**AIM OF THE TASK:**
Begin at the line that has "Enumerate the UI" in the rows below and stop after the line that has "billing-unit: 课程 <box>398 200 540 221</box>". Rewrite those lines with every "course-fee" changed to "tuition-fee" and everything else unchanged, leaving out the pictures.
>> start MATERIAL TO PROCESS
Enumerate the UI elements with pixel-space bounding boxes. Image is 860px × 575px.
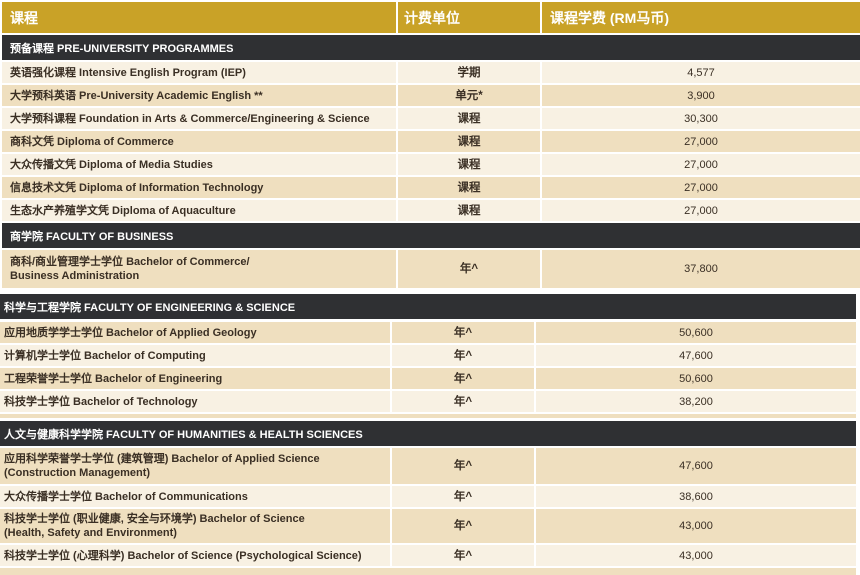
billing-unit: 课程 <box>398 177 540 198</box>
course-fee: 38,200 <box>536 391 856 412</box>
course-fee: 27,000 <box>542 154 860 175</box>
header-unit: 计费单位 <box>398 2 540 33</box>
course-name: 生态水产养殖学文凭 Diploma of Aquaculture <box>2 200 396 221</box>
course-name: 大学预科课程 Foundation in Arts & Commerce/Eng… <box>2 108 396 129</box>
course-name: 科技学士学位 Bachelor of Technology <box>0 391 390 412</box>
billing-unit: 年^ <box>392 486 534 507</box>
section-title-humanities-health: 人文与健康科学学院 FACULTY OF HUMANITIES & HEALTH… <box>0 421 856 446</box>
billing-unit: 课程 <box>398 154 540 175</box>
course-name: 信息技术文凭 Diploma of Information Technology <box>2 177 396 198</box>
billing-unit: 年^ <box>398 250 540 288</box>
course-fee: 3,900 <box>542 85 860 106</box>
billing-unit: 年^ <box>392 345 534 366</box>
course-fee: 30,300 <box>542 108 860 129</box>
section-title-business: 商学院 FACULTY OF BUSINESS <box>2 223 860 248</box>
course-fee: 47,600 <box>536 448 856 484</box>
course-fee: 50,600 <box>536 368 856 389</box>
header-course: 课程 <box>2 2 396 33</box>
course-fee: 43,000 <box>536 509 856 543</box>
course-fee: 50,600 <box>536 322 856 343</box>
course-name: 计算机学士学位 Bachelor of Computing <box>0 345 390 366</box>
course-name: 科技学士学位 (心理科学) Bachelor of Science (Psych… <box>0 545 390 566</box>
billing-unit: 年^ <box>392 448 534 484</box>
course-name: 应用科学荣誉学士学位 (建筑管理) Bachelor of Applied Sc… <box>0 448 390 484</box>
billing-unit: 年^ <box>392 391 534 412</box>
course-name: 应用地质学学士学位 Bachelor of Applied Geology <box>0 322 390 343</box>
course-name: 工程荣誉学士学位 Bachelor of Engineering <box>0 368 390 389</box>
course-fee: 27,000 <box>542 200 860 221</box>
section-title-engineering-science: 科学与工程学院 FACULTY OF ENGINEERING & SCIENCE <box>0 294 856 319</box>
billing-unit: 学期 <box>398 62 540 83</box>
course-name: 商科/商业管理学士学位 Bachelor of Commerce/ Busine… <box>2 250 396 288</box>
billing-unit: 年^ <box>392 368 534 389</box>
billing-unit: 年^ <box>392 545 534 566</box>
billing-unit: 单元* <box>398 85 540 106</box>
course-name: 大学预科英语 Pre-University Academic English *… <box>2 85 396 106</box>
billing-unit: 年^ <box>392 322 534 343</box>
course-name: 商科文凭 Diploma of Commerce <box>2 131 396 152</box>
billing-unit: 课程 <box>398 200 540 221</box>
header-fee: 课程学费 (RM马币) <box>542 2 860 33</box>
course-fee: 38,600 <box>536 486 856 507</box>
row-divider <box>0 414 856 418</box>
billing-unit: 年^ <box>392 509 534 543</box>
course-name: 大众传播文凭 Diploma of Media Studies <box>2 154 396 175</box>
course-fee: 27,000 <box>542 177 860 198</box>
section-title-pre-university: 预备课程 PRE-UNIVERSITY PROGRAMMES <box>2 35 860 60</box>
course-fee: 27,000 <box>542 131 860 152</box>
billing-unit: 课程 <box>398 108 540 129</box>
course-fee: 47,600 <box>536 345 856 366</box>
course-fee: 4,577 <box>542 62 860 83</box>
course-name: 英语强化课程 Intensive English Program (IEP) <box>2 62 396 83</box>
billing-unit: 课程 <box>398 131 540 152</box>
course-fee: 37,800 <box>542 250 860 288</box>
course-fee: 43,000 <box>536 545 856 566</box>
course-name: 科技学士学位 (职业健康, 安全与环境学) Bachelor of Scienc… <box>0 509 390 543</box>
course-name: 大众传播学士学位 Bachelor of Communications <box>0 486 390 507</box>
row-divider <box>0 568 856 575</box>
>> end MATERIAL TO PROCESS
>> start MATERIAL TO PROCESS
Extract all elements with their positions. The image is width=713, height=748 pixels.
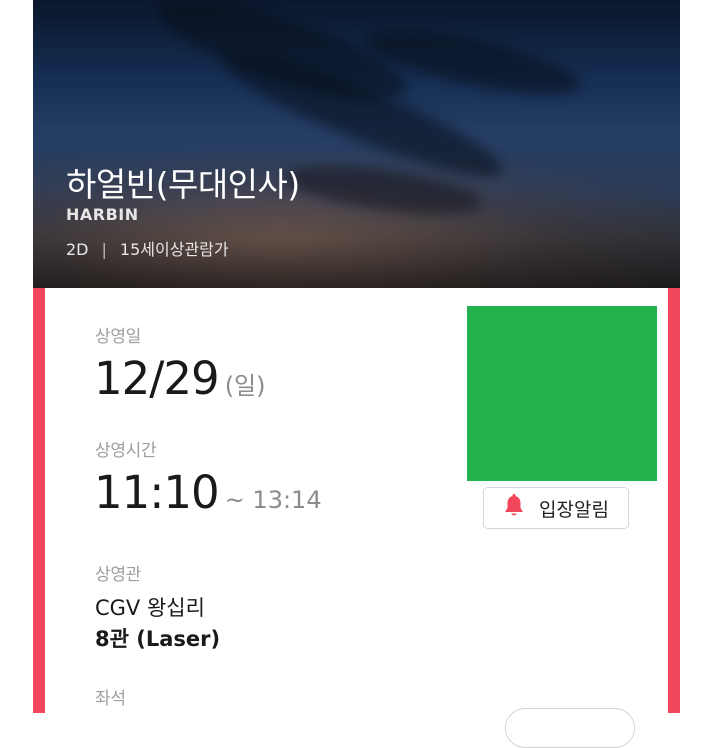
>> end MATERIAL TO PROCESS
**WRITTEN RESPONSE:**
Enumerate the UI elements with pixel-space bounding boxes. Image is 860px × 575px.
billing-unit: 课程 <box>398 177 540 198</box>
tuition-fee: 38,200 <box>536 391 856 412</box>
tuition-fee: 27,000 <box>542 154 860 175</box>
header-unit: 计费单位 <box>398 2 540 33</box>
course-name: 生态水产养殖学文凭 Diploma of Aquaculture <box>2 200 396 221</box>
course-name: 大学预科课程 Foundation in Arts & Commerce/Eng… <box>2 108 396 129</box>
course-name: 科技学士学位 Bachelor of Technology <box>0 391 390 412</box>
billing-unit: 年^ <box>392 486 534 507</box>
section-title-humanities-health: 人文与健康科学学院 FACULTY OF HUMANITIES & HEALTH… <box>0 421 856 446</box>
billing-unit: 课程 <box>398 154 540 175</box>
course-name: 信息技术文凭 Diploma of Information Technology <box>2 177 396 198</box>
billing-unit: 年^ <box>398 250 540 288</box>
tuition-fee: 3,900 <box>542 85 860 106</box>
billing-unit: 年^ <box>392 345 534 366</box>
tuition-fee: 30,300 <box>542 108 860 129</box>
section-title-business: 商学院 FACULTY OF BUSINESS <box>2 223 860 248</box>
tuition-fee: 47,600 <box>536 448 856 484</box>
tuition-fee: 50,600 <box>536 368 856 389</box>
header-course: 课程 <box>2 2 396 33</box>
tuition-fee: 43,000 <box>536 509 856 543</box>
tuition-fee: 50,600 <box>536 322 856 343</box>
course-name: 计算机学士学位 Bachelor of Computing <box>0 345 390 366</box>
course-name: 科技学士学位 (心理科学) Bachelor of Science (Psych… <box>0 545 390 566</box>
billing-unit: 年^ <box>392 448 534 484</box>
course-name: 应用科学荣誉学士学位 (建筑管理) Bachelor of Applied Sc… <box>0 448 390 484</box>
billing-unit: 年^ <box>392 391 534 412</box>
course-name: 应用地质学学士学位 Bachelor of Applied Geology <box>0 322 390 343</box>
course-name: 工程荣誉学士学位 Bachelor of Engineering <box>0 368 390 389</box>
tuition-fee: 27,000 <box>542 200 860 221</box>
section-title-engineering-science: 科学与工程学院 FACULTY OF ENGINEERING & SCIENCE <box>0 294 856 319</box>
billing-unit: 学期 <box>398 62 540 83</box>
course-name: 商科/商业管理学士学位 Bachelor of Commerce/ Busine… <box>2 250 396 288</box>
billing-unit: 年^ <box>392 368 534 389</box>
billing-unit: 年^ <box>392 545 534 566</box>
billing-unit: 单元* <box>398 85 540 106</box>
course-name: 大学预科英语 Pre-University Academic English *… <box>2 85 396 106</box>
billing-unit: 年^ <box>392 322 534 343</box>
course-name: 商科文凭 Diploma of Commerce <box>2 131 396 152</box>
billing-unit: 课程 <box>398 200 540 221</box>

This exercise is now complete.